Omit all images, then return the remaining material exactly as it stands.

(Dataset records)
::::::

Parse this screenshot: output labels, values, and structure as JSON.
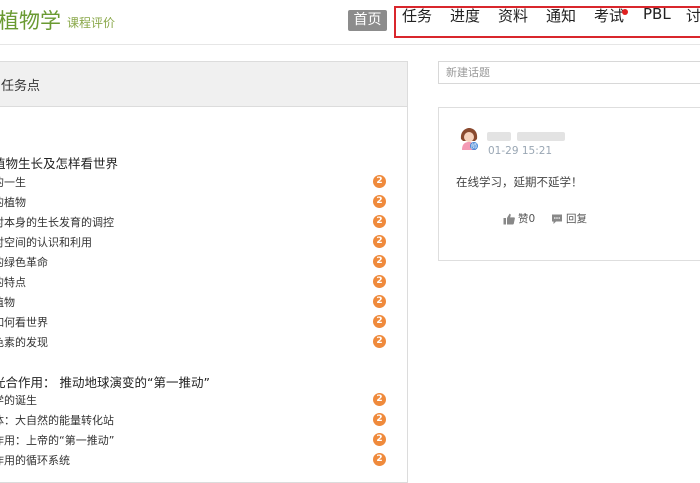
{
  "header": {
    "course_title": "植物学",
    "course_subtitle": "课程评价",
    "home_label": "首页",
    "nav": [
      "任务",
      "进度",
      "资料",
      "通知",
      "考试",
      "PBL",
      "讨"
    ],
    "accent_color": "#d9262c"
  },
  "task_panel": {
    "title": "任务点",
    "chapters": [
      {
        "title": "植物生长及怎样看世界",
        "lessons": [
          {
            "label": "的一生",
            "badge": "2"
          },
          {
            "label": "的植物",
            "badge": "2"
          },
          {
            "label": "对本身的生长发育的调控",
            "badge": "2"
          },
          {
            "label": "对空间的认识和利用",
            "badge": "2"
          },
          {
            "label": "的绿色革命",
            "badge": "2"
          },
          {
            "label": "的特点",
            "badge": "2"
          },
          {
            "label": "植物",
            "badge": "2"
          },
          {
            "label": "如何看世界",
            "badge": "2"
          },
          {
            "label": "色素的发现",
            "badge": "2"
          }
        ]
      },
      {
        "title": "光合作用：  推动地球演变的“第一推动”",
        "lessons": [
          {
            "label": "学的诞生",
            "badge": "2"
          },
          {
            "label": "体：大自然的能量转化站",
            "badge": "2"
          },
          {
            "label": "作用：上帝的“第一推动”",
            "badge": "2"
          },
          {
            "label": "作用的循环系统",
            "badge": "2"
          }
        ]
      }
    ]
  },
  "discussion": {
    "new_topic_placeholder": "新建话题",
    "post": {
      "time": "01-29 15:21",
      "content": "在线学习，延期不延学！",
      "like_label": "赞0",
      "reply_label": "回复"
    }
  }
}
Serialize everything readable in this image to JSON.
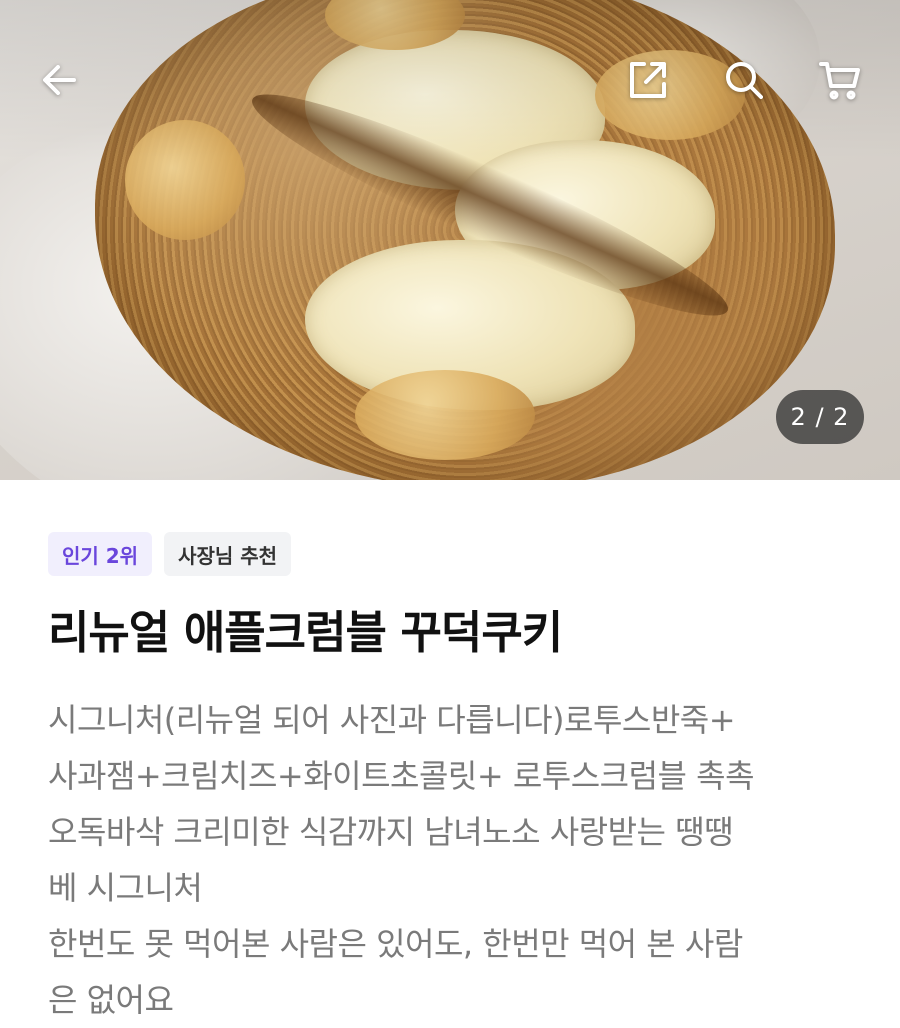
{
  "header": {
    "back_icon": "arrow-left-icon",
    "share_icon": "share-icon",
    "search_icon": "search-icon",
    "cart_icon": "cart-icon"
  },
  "gallery": {
    "counter": "2 / 2"
  },
  "product": {
    "badges": [
      {
        "label": "인기 2위",
        "color": "#6a46dc",
        "bg": "#f1effd"
      },
      {
        "label": "사장님 추천",
        "color": "#333333",
        "bg": "#f2f3f5"
      }
    ],
    "title": "리뉴얼 애플크럼블 꾸덕쿠키",
    "description_lines": [
      "시그니처(리뉴얼 되어 사진과 다릅니다)로투스반죽+",
      "사과잼+크림치즈+화이트초콜릿+ 로투스크럼블 촉촉",
      "오독바삭 크리미한 식감까지 남녀노소 사랑받는 땡땡",
      "베 시그니처",
      "한번도 못 먹어본 사람은 있어도, 한번만 먹어 본 사람",
      "은 없어요"
    ]
  }
}
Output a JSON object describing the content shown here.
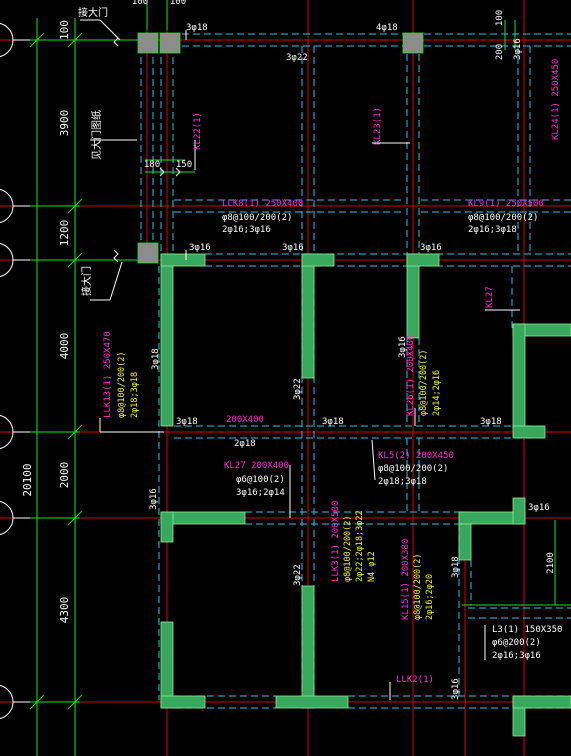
{
  "dimensions": {
    "total": "20100",
    "spans": [
      "100",
      "3900",
      "1200",
      "4000",
      "2000",
      "4300"
    ],
    "top_small": [
      "100",
      "100"
    ],
    "col_180": "180",
    "col_150": "150",
    "right_200": "200",
    "right_100": "100",
    "right_2100": "2100"
  },
  "labels": {
    "pei_da_men_top": "接大门",
    "pei_da_men_bottom": "接大门",
    "da_men_outline": "见大门图纸"
  },
  "beams": {
    "llk8": {
      "name": "LLK8(1) 250X400",
      "stirrup": "φ8@100/200(2)",
      "bars": "2φ16;3φ16"
    },
    "kl9": {
      "name": "KL9(1) 250X500",
      "stirrup": "φ8@100/200(2)",
      "bars": "2φ16;3φ18"
    },
    "kl22": "KL22(1)",
    "kl23": "KL23(1)",
    "kl24": "KL24(1) 250X450",
    "kl27_right": "KL27",
    "llk13": {
      "name": "LLK13(1) 250X470",
      "stirrup": "φ8@100/200(2)",
      "bars": "2φ18;3φ18"
    },
    "kl26": {
      "name": "KL26(1) 200X400",
      "stirrup": "φ8@100/200(2)",
      "bars": "2φ14;2φ16"
    },
    "sec_200x400": "200X400",
    "kl27": {
      "name": "KL27 200X400",
      "stirrup": "φ6@100(2)",
      "bars": "3φ16;2φ14"
    },
    "kl5": {
      "name": "KL5(2) 200X450",
      "stirrup": "φ8@100/200(2)",
      "bars": "2φ18;3φ18"
    },
    "llk3": {
      "name": "LLK3(1) 200X500",
      "stirrup": "φ8@100/200(2)",
      "bars": "2φ22;2φ18;3φ22",
      "extra": "N4 φ12"
    },
    "kl15": {
      "name": "KL15(1) 200X380",
      "stirrup": "φ8@100/200(2)",
      "bars": "2φ16;2φ20"
    },
    "l3": {
      "name": "L3(1) 150X350",
      "stirrup": "φ6@200(2)",
      "bars": "2φ16;3φ16"
    },
    "llk2": "LLK2(1)"
  },
  "rebar": {
    "r1": "3φ18",
    "r2": "4φ18",
    "r3": "3φ22",
    "r4": "3φ16",
    "r5": "3φ16",
    "r6": "3φ16",
    "r7": "3φ18",
    "r8": "3φ22",
    "r9": "3φ18",
    "r10": "3φ18",
    "r11": "2φ18",
    "r12": "3φ16",
    "r13": "3φ18",
    "r14": "3φ16",
    "r15": "3φ16",
    "r16": "3φ18",
    "r17": "3φ22",
    "r18": "3φ16",
    "r19": "3φ16"
  },
  "colors": {
    "background": "#000000",
    "axis": "#d40000",
    "dimension": "#19e619",
    "beam_dashed": "#29c6e8",
    "wall_fill": "#37a85e",
    "column_fill": "#8c8c8c",
    "beam_name": "#ff2bd6",
    "reinforcement": "#f4f41e",
    "text": "#ffffff"
  }
}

::::::

[Answer for the task]
Parse this screenshot: output labels, values, and structure as JSON.
{
  "header": {
    "course_title": "植物学",
    "course_subtitle": "课程评价",
    "home_label": "首页",
    "nav": [
      "任务",
      "进度",
      "资料",
      "通知",
      "考试",
      "PBL",
      "讨"
    ],
    "accent_color": "#d9262c"
  },
  "task_panel": {
    "title": "任务点",
    "chapters": [
      {
        "title": "植物生长及怎样看世界",
        "lessons": [
          {
            "label": "的一生",
            "badge": "2"
          },
          {
            "label": "的植物",
            "badge": "2"
          },
          {
            "label": "对本身的生长发育的调控",
            "badge": "2"
          },
          {
            "label": "对空间的认识和利用",
            "badge": "2"
          },
          {
            "label": "的绿色革命",
            "badge": "2"
          },
          {
            "label": "的特点",
            "badge": "2"
          },
          {
            "label": "植物",
            "badge": "2"
          },
          {
            "label": "如何看世界",
            "badge": "2"
          },
          {
            "label": "色素的发现",
            "badge": "2"
          }
        ]
      },
      {
        "title": "光合作用：  推动地球演变的“第一推动”",
        "lessons": [
          {
            "label": "学的诞生",
            "badge": "2"
          },
          {
            "label": "体：大自然的能量转化站",
            "badge": "2"
          },
          {
            "label": "作用：上帝的“第一推动”",
            "badge": "2"
          },
          {
            "label": "作用的循环系统",
            "badge": "2"
          }
        ]
      }
    ]
  },
  "discussion": {
    "new_topic_placeholder": "新建话题",
    "post": {
      "time": "01-29 15:21",
      "content": "在线学习，延期不延学！",
      "like_label": "赞0",
      "reply_label": "回复"
    }
  }
}
Serialize everything readable in this image to JSON.
{
  "header": {
    "back_icon": "arrow-left-icon",
    "share_icon": "share-icon",
    "search_icon": "search-icon",
    "cart_icon": "cart-icon"
  },
  "gallery": {
    "counter": "2 / 2"
  },
  "product": {
    "badges": [
      {
        "label": "인기 2위",
        "color": "#6a46dc",
        "bg": "#f1effd"
      },
      {
        "label": "사장님 추천",
        "color": "#333333",
        "bg": "#f2f3f5"
      }
    ],
    "title": "리뉴얼 애플크럼블 꾸덕쿠키",
    "description_lines": [
      "시그니처(리뉴얼 되어 사진과 다릅니다)로투스반죽+",
      "사과잼+크림치즈+화이트초콜릿+ 로투스크럼블 촉촉",
      "오독바삭 크리미한 식감까지 남녀노소 사랑받는 땡땡",
      "베 시그니처",
      "한번도 못 먹어본 사람은 있어도, 한번만 먹어 본 사람",
      "은 없어요"
    ]
  }
}
Output a JSON object describing the content shown here.
{
  "dimensions": {
    "total": "20100",
    "spans": [
      "100",
      "3900",
      "1200",
      "4000",
      "2000",
      "4300"
    ],
    "top_small": [
      "100",
      "100"
    ],
    "col_180": "180",
    "col_150": "150",
    "right_200": "200",
    "right_100": "100",
    "right_2100": "2100"
  },
  "labels": {
    "pei_da_men_top": "接大门",
    "pei_da_men_bottom": "接大门",
    "da_men_outline": "见大门图纸"
  },
  "beams": {
    "llk8": {
      "name": "LLK8(1) 250X400",
      "stirrup": "φ8@100/200(2)",
      "bars": "2φ16;3φ16"
    },
    "kl9": {
      "name": "KL9(1) 250X500",
      "stirrup": "φ8@100/200(2)",
      "bars": "2φ16;3φ18"
    },
    "kl22": "KL22(1)",
    "kl23": "KL23(1)",
    "kl24": "KL24(1) 250X450",
    "kl27_right": "KL27",
    "llk13": {
      "name": "LLK13(1) 250X470",
      "stirrup": "φ8@100/200(2)",
      "bars": "2φ18;3φ18"
    },
    "kl26": {
      "name": "KL26(1) 200X400",
      "stirrup": "φ8@100/200(2)",
      "bars": "2φ14;2φ16"
    },
    "sec_200x400": "200X400",
    "kl27": {
      "name": "KL27 200X400",
      "stirrup": "φ6@100(2)",
      "bars": "3φ16;2φ14"
    },
    "kl5": {
      "name": "KL5(2) 200X450",
      "stirrup": "φ8@100/200(2)",
      "bars": "2φ18;3φ18"
    },
    "llk3": {
      "name": "LLK3(1) 200X500",
      "stirrup": "φ8@100/200(2)",
      "bars": "2φ22;2φ18;3φ22",
      "extra": "N4 φ12"
    },
    "kl15": {
      "name": "KL15(1) 200X380",
      "stirrup": "φ8@100/200(2)",
      "bars": "2φ16;2φ20"
    },
    "l3": {
      "name": "L3(1) 150X350",
      "stirrup": "φ6@200(2)",
      "bars": "2φ16;3φ16"
    },
    "llk2": "LLK2(1)"
  },
  "rebar": {
    "r1": "3φ18",
    "r2": "4φ18",
    "r3": "3φ22",
    "r4": "3φ16",
    "r5": "3φ16",
    "r6": "3φ16",
    "r7": "3φ18",
    "r8": "3φ22",
    "r9": "3φ18",
    "r10": "3φ18",
    "r11": "2φ18",
    "r12": "3φ16",
    "r13": "3φ18",
    "r14": "3φ16",
    "r15": "3φ16",
    "r16": "3φ18",
    "r17": "3φ22",
    "r18": "3φ16",
    "r19": "3φ16"
  },
  "colors": {
    "background": "#000000",
    "axis": "#d40000",
    "dimension": "#19e619",
    "beam_dashed": "#29c6e8",
    "wall_fill": "#37a85e",
    "column_fill": "#8c8c8c",
    "beam_name": "#ff2bd6",
    "reinforcement": "#f4f41e",
    "text": "#ffffff"
  }
}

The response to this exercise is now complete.